▶ Written instruction
Transcribe the material verbatim in full; the pictures do not belong in the copy.

Figure contents as structured data
+ + + +

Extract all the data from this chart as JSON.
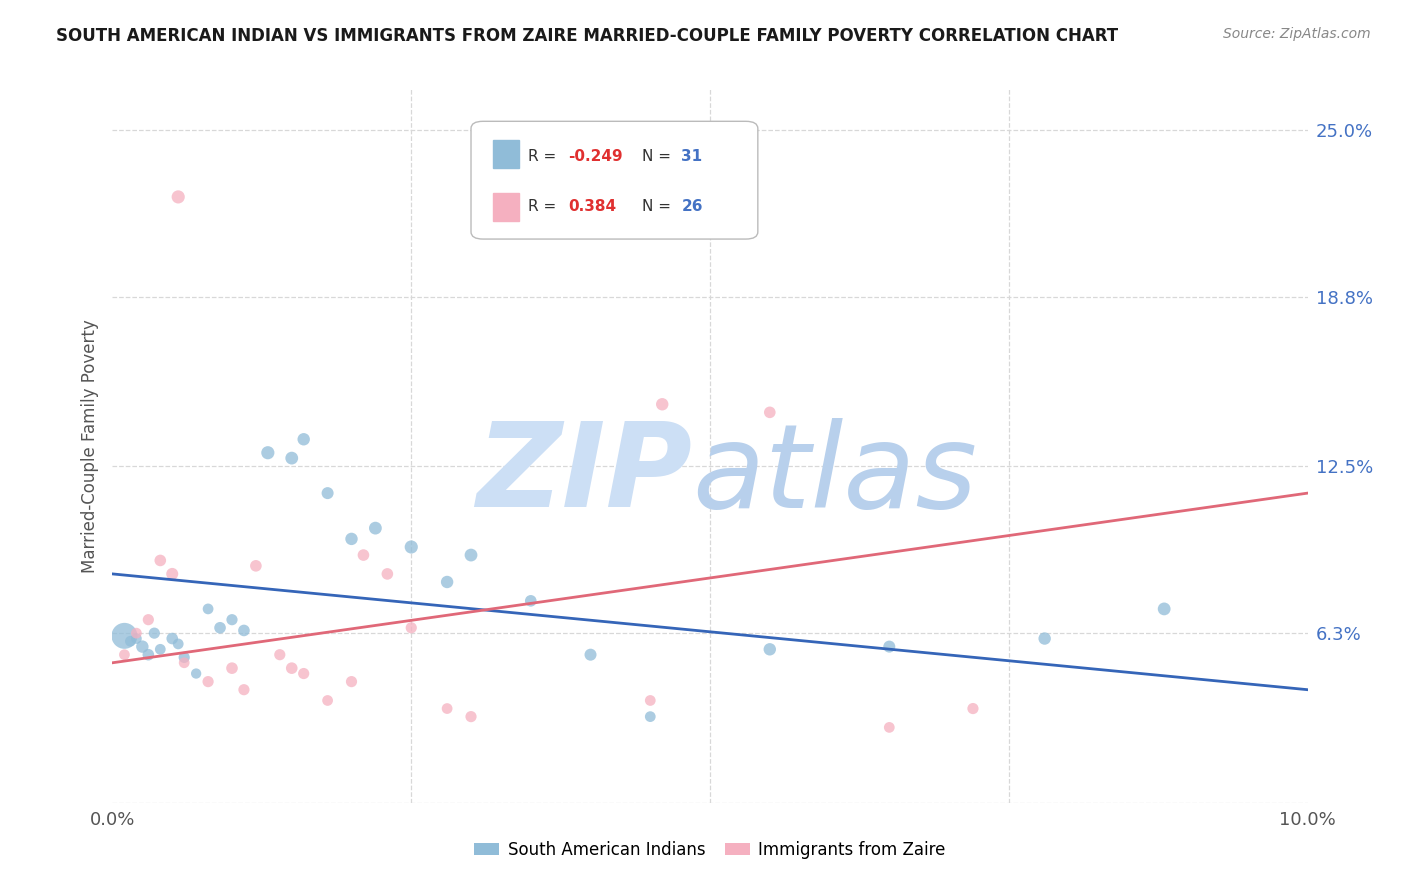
{
  "title": "SOUTH AMERICAN INDIAN VS IMMIGRANTS FROM ZAIRE MARRIED-COUPLE FAMILY POVERTY CORRELATION CHART",
  "source": "Source: ZipAtlas.com",
  "ylabel": "Married-Couple Family Poverty",
  "xlim": [
    0.0,
    10.0
  ],
  "ylim": [
    0.0,
    26.5
  ],
  "ytick_vals": [
    0.0,
    6.3,
    12.5,
    18.8,
    25.0
  ],
  "ytick_labels": [
    "",
    "6.3%",
    "12.5%",
    "18.8%",
    "25.0%"
  ],
  "xtick_vals": [
    0.0,
    2.5,
    5.0,
    7.5,
    10.0
  ],
  "xtick_labels": [
    "0.0%",
    "",
    "",
    "",
    "10.0%"
  ],
  "blue_label": "South American Indians",
  "pink_label": "Immigrants from Zaire",
  "blue_R": -0.249,
  "blue_N": 31,
  "pink_R": 0.384,
  "pink_N": 26,
  "blue_color": "#90bcd8",
  "pink_color": "#f5b0c0",
  "blue_line_color": "#3565b8",
  "pink_line_color": "#e06878",
  "grid_color": "#d8d8d8",
  "title_color": "#1a1a1a",
  "source_color": "#888888",
  "axis_label_color": "#555555",
  "ytick_color": "#4472c4",
  "legend_R_color": "#e03030",
  "legend_N_color": "#4472c4",
  "legend_label_color": "#333333",
  "bg_color": "#ffffff",
  "watermark_zip_color": "#ccdff5",
  "watermark_atlas_color": "#b8d0ec",
  "blue_line_y0": 8.5,
  "blue_line_y1": 4.2,
  "pink_line_y0": 5.2,
  "pink_line_y1": 11.5,
  "figsize": [
    14.06,
    8.92
  ],
  "dpi": 100,
  "blue_x": [
    0.1,
    0.15,
    0.2,
    0.25,
    0.3,
    0.35,
    0.4,
    0.5,
    0.55,
    0.6,
    0.7,
    0.8,
    0.9,
    1.0,
    1.1,
    1.3,
    1.5,
    1.6,
    1.8,
    2.0,
    2.2,
    2.5,
    2.8,
    3.0,
    3.5,
    4.0,
    4.5,
    5.5,
    6.5,
    7.8,
    8.8
  ],
  "blue_y": [
    6.2,
    6.0,
    6.1,
    5.8,
    5.5,
    6.3,
    5.7,
    6.1,
    5.9,
    5.4,
    4.8,
    7.2,
    6.5,
    6.8,
    6.4,
    13.0,
    12.8,
    13.5,
    11.5,
    9.8,
    10.2,
    9.5,
    8.2,
    9.2,
    7.5,
    5.5,
    3.2,
    5.7,
    5.8,
    6.1,
    7.2
  ],
  "blue_s": [
    350,
    60,
    60,
    80,
    70,
    65,
    60,
    70,
    60,
    65,
    55,
    60,
    70,
    65,
    70,
    90,
    85,
    80,
    75,
    80,
    85,
    90,
    80,
    85,
    70,
    75,
    60,
    80,
    75,
    80,
    85
  ],
  "pink_x": [
    0.1,
    0.2,
    0.3,
    0.4,
    0.5,
    0.6,
    0.8,
    1.0,
    1.1,
    1.2,
    1.4,
    1.5,
    1.6,
    1.8,
    2.0,
    2.1,
    2.3,
    2.5,
    2.8,
    3.0,
    4.5,
    5.5,
    6.5,
    7.2,
    0.55,
    4.6
  ],
  "pink_y": [
    5.5,
    6.3,
    6.8,
    9.0,
    8.5,
    5.2,
    4.5,
    5.0,
    4.2,
    8.8,
    5.5,
    5.0,
    4.8,
    3.8,
    4.5,
    9.2,
    8.5,
    6.5,
    3.5,
    3.2,
    3.8,
    14.5,
    2.8,
    3.5,
    22.5,
    14.8
  ],
  "pink_s": [
    60,
    60,
    65,
    70,
    75,
    60,
    65,
    70,
    65,
    70,
    65,
    70,
    65,
    60,
    65,
    70,
    70,
    65,
    60,
    65,
    60,
    70,
    60,
    65,
    90,
    80
  ]
}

+ + + +

▶ Right answer
Extract all the data from this chart as JSON.
{
  "title": "SOUTH AMERICAN INDIAN VS IMMIGRANTS FROM ZAIRE MARRIED-COUPLE FAMILY POVERTY CORRELATION CHART",
  "source": "Source: ZipAtlas.com",
  "ylabel": "Married-Couple Family Poverty",
  "xlim": [
    0.0,
    10.0
  ],
  "ylim": [
    0.0,
    26.5
  ],
  "ytick_vals": [
    0.0,
    6.3,
    12.5,
    18.8,
    25.0
  ],
  "ytick_labels": [
    "",
    "6.3%",
    "12.5%",
    "18.8%",
    "25.0%"
  ],
  "xtick_vals": [
    0.0,
    2.5,
    5.0,
    7.5,
    10.0
  ],
  "xtick_labels": [
    "0.0%",
    "",
    "",
    "",
    "10.0%"
  ],
  "blue_label": "South American Indians",
  "pink_label": "Immigrants from Zaire",
  "blue_R": -0.249,
  "blue_N": 31,
  "pink_R": 0.384,
  "pink_N": 26,
  "blue_color": "#90bcd8",
  "pink_color": "#f5b0c0",
  "blue_line_color": "#3565b8",
  "pink_line_color": "#e06878",
  "grid_color": "#d8d8d8",
  "title_color": "#1a1a1a",
  "source_color": "#888888",
  "axis_label_color": "#555555",
  "ytick_color": "#4472c4",
  "legend_R_color": "#e03030",
  "legend_N_color": "#4472c4",
  "legend_label_color": "#333333",
  "bg_color": "#ffffff",
  "watermark_zip_color": "#ccdff5",
  "watermark_atlas_color": "#b8d0ec",
  "blue_line_y0": 8.5,
  "blue_line_y1": 4.2,
  "pink_line_y0": 5.2,
  "pink_line_y1": 11.5,
  "figsize": [
    14.06,
    8.92
  ],
  "dpi": 100,
  "blue_x": [
    0.1,
    0.15,
    0.2,
    0.25,
    0.3,
    0.35,
    0.4,
    0.5,
    0.55,
    0.6,
    0.7,
    0.8,
    0.9,
    1.0,
    1.1,
    1.3,
    1.5,
    1.6,
    1.8,
    2.0,
    2.2,
    2.5,
    2.8,
    3.0,
    3.5,
    4.0,
    4.5,
    5.5,
    6.5,
    7.8,
    8.8
  ],
  "blue_y": [
    6.2,
    6.0,
    6.1,
    5.8,
    5.5,
    6.3,
    5.7,
    6.1,
    5.9,
    5.4,
    4.8,
    7.2,
    6.5,
    6.8,
    6.4,
    13.0,
    12.8,
    13.5,
    11.5,
    9.8,
    10.2,
    9.5,
    8.2,
    9.2,
    7.5,
    5.5,
    3.2,
    5.7,
    5.8,
    6.1,
    7.2
  ],
  "blue_s": [
    350,
    60,
    60,
    80,
    70,
    65,
    60,
    70,
    60,
    65,
    55,
    60,
    70,
    65,
    70,
    90,
    85,
    80,
    75,
    80,
    85,
    90,
    80,
    85,
    70,
    75,
    60,
    80,
    75,
    80,
    85
  ],
  "pink_x": [
    0.1,
    0.2,
    0.3,
    0.4,
    0.5,
    0.6,
    0.8,
    1.0,
    1.1,
    1.2,
    1.4,
    1.5,
    1.6,
    1.8,
    2.0,
    2.1,
    2.3,
    2.5,
    2.8,
    3.0,
    4.5,
    5.5,
    6.5,
    7.2,
    0.55,
    4.6
  ],
  "pink_y": [
    5.5,
    6.3,
    6.8,
    9.0,
    8.5,
    5.2,
    4.5,
    5.0,
    4.2,
    8.8,
    5.5,
    5.0,
    4.8,
    3.8,
    4.5,
    9.2,
    8.5,
    6.5,
    3.5,
    3.2,
    3.8,
    14.5,
    2.8,
    3.5,
    22.5,
    14.8
  ],
  "pink_s": [
    60,
    60,
    65,
    70,
    75,
    60,
    65,
    70,
    65,
    70,
    65,
    70,
    65,
    60,
    65,
    70,
    70,
    65,
    60,
    65,
    60,
    70,
    60,
    65,
    90,
    80
  ]
}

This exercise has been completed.